* **Provided text**
►
The Lawrence Welk of Cartoonists

Ernie, Nancy, and the Bushmiller Society


Various among us have long been baffled and sometimes afflicted by the persistent presence, lurking at the fringes of cartoon afficionadom—or, sometimes, burrowed deep, prairie-dog-like, into its heart—of a sect or cultish non-organization of penumbra dimension, cult-ivated (so to speak) by a person or persons unknown. Cartoonist Shannon Wheeler, editor and purveyor of Too Much Coffee Man magazine, professes as much exasperation at the phenomenon as anyone:

            “For years,” Shannon admitted many moons ago, “I have been increasingly mystified and fascinated by the shadowy cult of personality that has grown around a highly unlikely figure: the late cartoonist Ernie Bushmiller of Nancy fame.” Wheeler said he has the highest regard for “seminal figures like Carl Barks, Harvey Kurtzman, Will Eisner and Jack Kirby,” but he can’t imagine how Bushmiller has earned a place, admittedly a cloudy one, in the firmament of cartooning. “He was no innovator,” Wheeler snivels. “He inspired no school or technique. His ‘storytelling’ consisted of rudimentary gags and the worst kind of puns. He wasn't even a charismatic figure in life: he was a self-described ‘square’ who referred to himself as ‘the Lawrence Welk of cartoonists.’ His work, to me, seems aimed at simpletons. Nonetheless his enduring appeal is tough to deny, and his hardcore fans reflect a zealotry rare for any artist in modern culture.” In an effort to explain this mysterious and irrational dedication, we now paw through the alleged facts of Bushmiller’s life and work.

            Ernest Paul Bushmiller was born August 23, 1905 in the South Bronx, New York, the son of Ernest George Bushmiller, artist, vaudevillian, and bartender, and Elizabeth Hall. Young Ernie quit school after completing the eighth grade and went to work as a copy boy at Joseph Pulitzer’s legendary New York World; evenings, he attended classes at the National Academy of Design.  Running errands for the staff cartoonists, he inveigled occasional drawing assignments, one of which was illustrating a Sunday feature about magic written by Harry Houdini.

            Early in 1925, Bushmiller was asked to ghost a flapper comic strip called Fritzi Ritz when its originator, Larry Whittington, left to work for William R. Hearst's rival paper, the New York Journal American, where Whittington would concoct another strip about a flapper, Mazie the Model. Cast in the mold of Cliff Sterrett's Polly and Her Pals and launched October 9, 1922, Fritzi Ritz was a "pretty girl strip" the comedy of which is generated by a delectable flapper who wins a beauty contest and becomes a movie actress in the New York film colony.
◄
* **Given task A**
Put the records, from their first line up to and including the line with "- legend-label: Eher unwohl: [221, 404, 335, 421]", into a JSON list of strings with one string per line and blank lines left out.
The records below are unrelated to the text above.

* **Task data**
►
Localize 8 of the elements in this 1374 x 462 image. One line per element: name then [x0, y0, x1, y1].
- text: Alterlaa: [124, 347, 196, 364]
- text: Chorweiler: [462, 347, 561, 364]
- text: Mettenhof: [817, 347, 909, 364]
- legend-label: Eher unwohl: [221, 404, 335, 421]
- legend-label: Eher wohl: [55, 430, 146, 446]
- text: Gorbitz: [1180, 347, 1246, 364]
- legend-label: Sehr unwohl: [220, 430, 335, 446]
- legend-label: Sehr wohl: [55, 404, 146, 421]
◄
* **Given task B**
Condense the paragraph of the Bushmiller article that begins "Ernest Paul Bushmiller was born" into a shorter version that keeps its main facts.

* **Complete answer A**
[
  "Localize 8 of the elements in this 1374 x 462 image. One line per element: name then [x0, y0, x1, y1].",
  "- text: Alterlaa: [124, 347, 196, 364]",
  "- text: Chorweiler: [462, 347, 561, 364]",
  "- text: Mettenhof: [817, 347, 909, 364]",
  "- legend-label: Eher unwohl: [221, 404, 335, 421]"
]

* **Complete answer B**
Ernest Paul Bushmiller was born on August 23, 1905, in the South Bronx, New York. His parents were Elizabeth Hall and Ernest George Bushmiller, an artist, vaudevillian, and bartender. He left school after eighth grade to work as a copy boy at the New York World and took evening classes at the National Academy of Design. While running errands for the staff cartoonists, he picked up occasional drawing assignments. One was illustrating a Sunday feature about magic written by Harry Houdini.